_Goal of the exercise_: Where a line contains the word "informatycznych", copy that line.

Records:
=-=-=-=-=
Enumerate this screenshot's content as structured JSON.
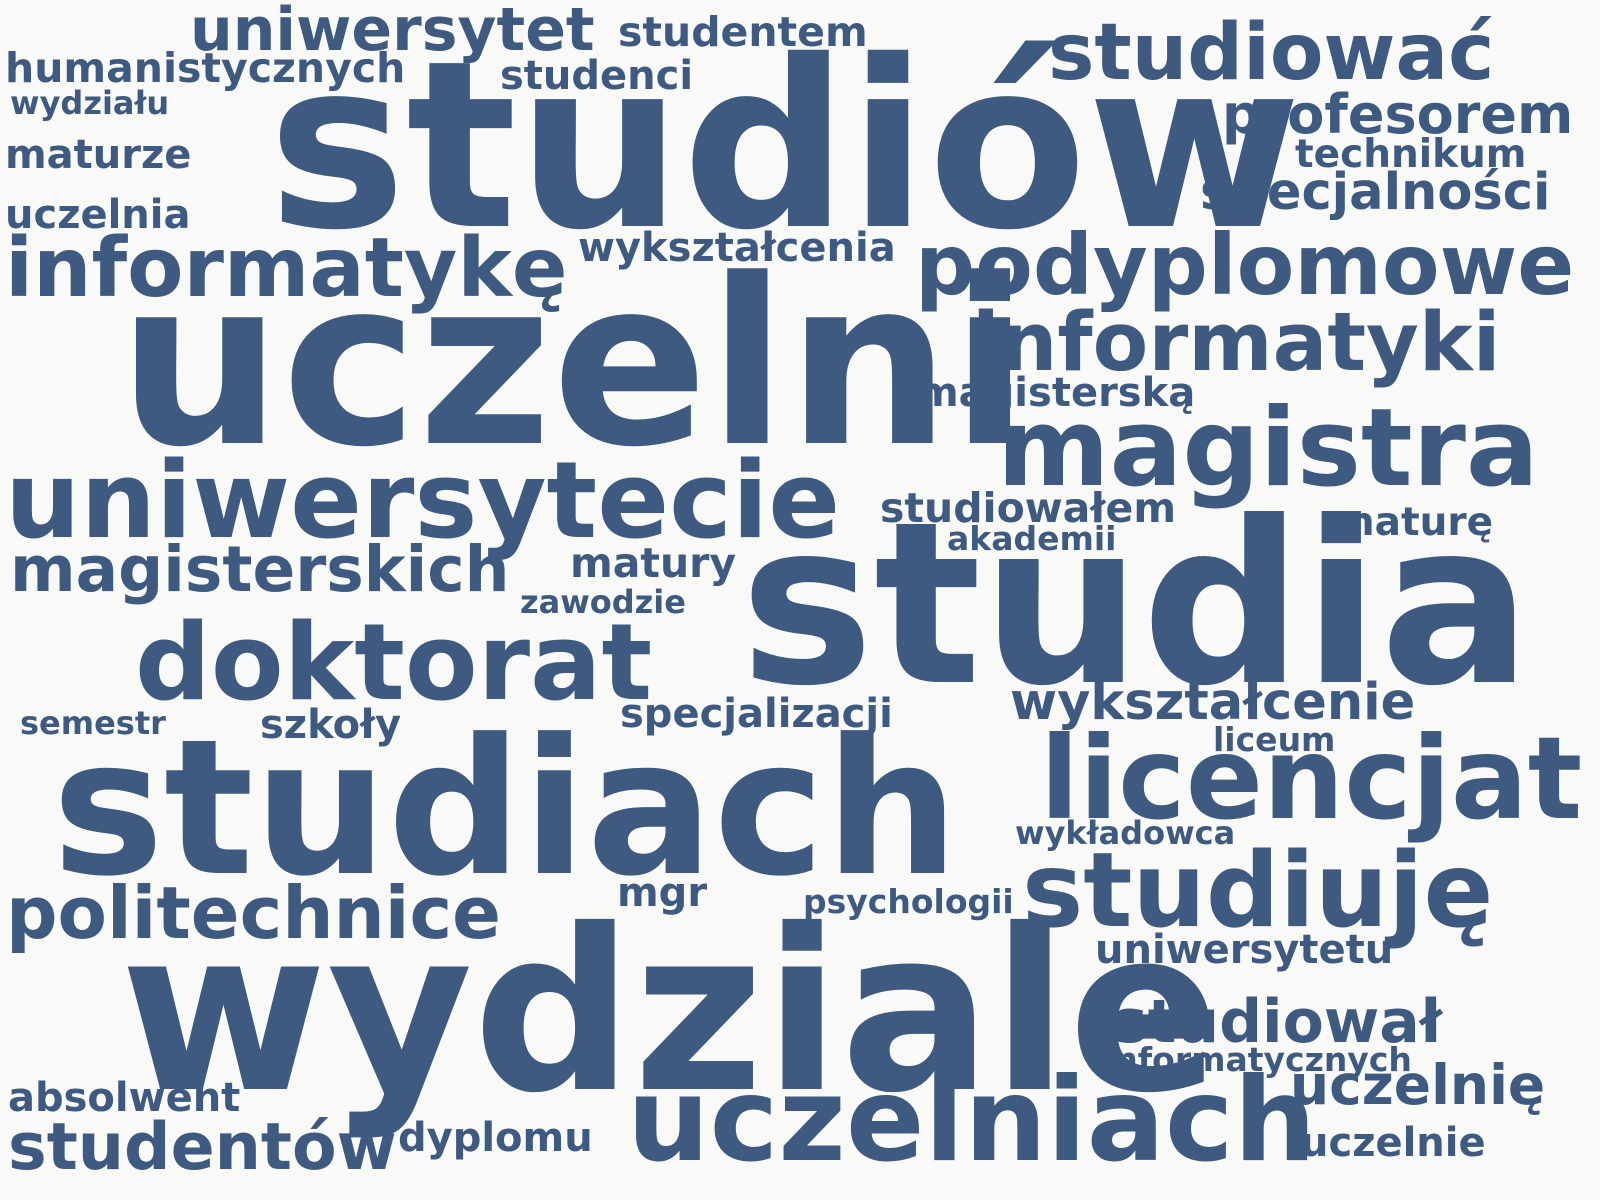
{
  "word_cloud": {
    "color": "#3e5a80",
    "background": "#f9f9f7",
    "words": [
      {
        "key": "studiow",
        "text": "studiów"
      },
      {
        "key": "uczelni",
        "text": "uczelni"
      },
      {
        "key": "studia",
        "text": "studia"
      },
      {
        "key": "studiach",
        "text": "studiach"
      },
      {
        "key": "wydziale",
        "text": "wydziale"
      },
      {
        "key": "uniwersytecie",
        "text": "uniwersytecie"
      },
      {
        "key": "magistra",
        "text": "magistra"
      },
      {
        "key": "uczelniach",
        "text": "uczelniach"
      },
      {
        "key": "licencjat",
        "text": "licencjat"
      },
      {
        "key": "doktorat",
        "text": "doktorat"
      },
      {
        "key": "podyplomowe",
        "text": "podyplomowe"
      },
      {
        "key": "studiuje",
        "text": "studiuję"
      },
      {
        "key": "informatyke",
        "text": "informatykę"
      },
      {
        "key": "informatyki",
        "text": "informatyki"
      },
      {
        "key": "studiowac",
        "text": "studiować"
      },
      {
        "key": "politechnice",
        "text": "politechnice"
      },
      {
        "key": "uniwersytet",
        "text": "uniwersytet"
      },
      {
        "key": "magisterskich",
        "text": "magisterskich"
      },
      {
        "key": "studentow",
        "text": "studentów"
      },
      {
        "key": "studiowal",
        "text": "studiował"
      },
      {
        "key": "uczelnie_acc",
        "text": "uczelnię"
      },
      {
        "key": "profesorem",
        "text": "profesorem"
      },
      {
        "key": "wyksztalcenie",
        "text": "wykształcenie"
      },
      {
        "key": "specjalnosci",
        "text": "specjalności"
      },
      {
        "key": "humanistycznych",
        "text": "humanistycznych"
      },
      {
        "key": "studentem",
        "text": "studentem"
      },
      {
        "key": "studenci",
        "text": "studenci"
      },
      {
        "key": "wydzialu",
        "text": "wydziału"
      },
      {
        "key": "maturze",
        "text": "maturze"
      },
      {
        "key": "technikum",
        "text": "technikum"
      },
      {
        "key": "uczelnia",
        "text": "uczelnia"
      },
      {
        "key": "wyksztalcenia",
        "text": "wykształcenia"
      },
      {
        "key": "magisterska",
        "text": "magisterską"
      },
      {
        "key": "studiowalem",
        "text": "studiowałem"
      },
      {
        "key": "akademii",
        "text": "akademii"
      },
      {
        "key": "mature",
        "text": "maturę"
      },
      {
        "key": "matury",
        "text": "matury"
      },
      {
        "key": "zawodzie",
        "text": "zawodzie"
      },
      {
        "key": "semestr",
        "text": "semestr"
      },
      {
        "key": "szkoly",
        "text": "szkoły"
      },
      {
        "key": "specjalizacji",
        "text": "specjalizacji"
      },
      {
        "key": "liceum",
        "text": "liceum"
      },
      {
        "key": "wykladowca",
        "text": "wykładowca"
      },
      {
        "key": "mgr",
        "text": "mgr"
      },
      {
        "key": "psychologii",
        "text": "psychologii"
      },
      {
        "key": "uniwersytetu",
        "text": "uniwersytetu"
      },
      {
        "key": "informatycznych",
        "text": "informatycznych"
      },
      {
        "key": "absolwent",
        "text": "absolwent"
      },
      {
        "key": "dyplomu",
        "text": "dyplomu"
      },
      {
        "key": "uczelnie",
        "text": "uczelnie"
      }
    ]
  }
}
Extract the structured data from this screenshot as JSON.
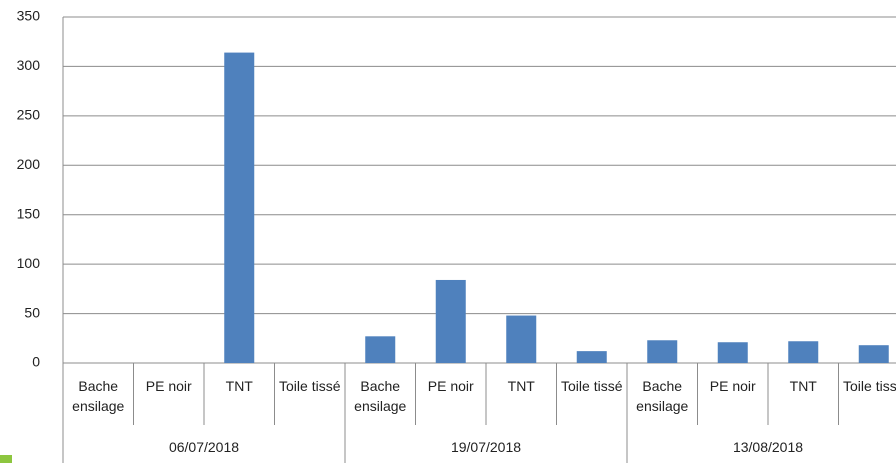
{
  "chart_data": {
    "type": "bar",
    "categories": [
      "Bache ensilage",
      "PE noir",
      "TNT",
      "Toile tissé",
      "Bache ensilage",
      "PE noir",
      "TNT",
      "Toile tissé",
      "Bache ensilage",
      "PE noir",
      "TNT",
      "Toile tissé"
    ],
    "group_labels": [
      "06/07/2018",
      "19/07/2018",
      "13/08/2018"
    ],
    "values": [
      0,
      0,
      314,
      0,
      27,
      84,
      48,
      12,
      23,
      21,
      22,
      18
    ],
    "color": "#4f81bd",
    "ylim": [
      0,
      350
    ],
    "yticks": [
      0,
      50,
      100,
      150,
      200,
      250,
      300,
      350
    ],
    "grid": true
  }
}
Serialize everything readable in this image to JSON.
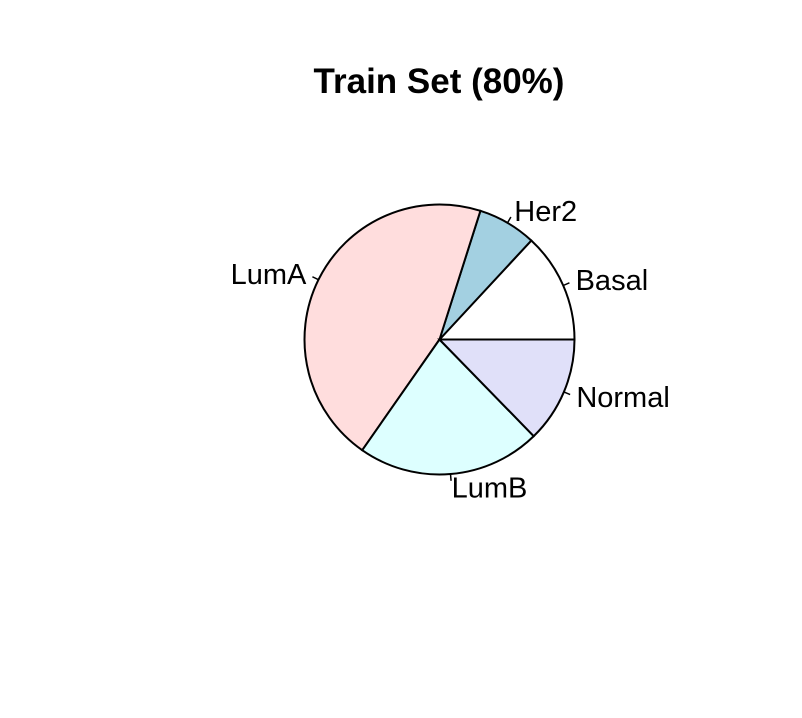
{
  "chart_data": {
    "type": "pie",
    "title": "Train Set (80%)",
    "slices": [
      {
        "label": "Basal",
        "value": 13.1,
        "color": "#ffffff"
      },
      {
        "label": "Her2",
        "value": 7.0,
        "color": "#a3d0e1"
      },
      {
        "label": "LumA",
        "value": 45.2,
        "color": "#ffdddd"
      },
      {
        "label": "LumB",
        "value": 22.0,
        "color": "#ddffff"
      },
      {
        "label": "Normal",
        "value": 12.7,
        "color": "#e0e0f9"
      }
    ],
    "direction": "counterclockwise",
    "start": "east"
  }
}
=-=-=-=-=
_Exercise response_:
        "key": "informatycznych",
        "text": "informatycznych"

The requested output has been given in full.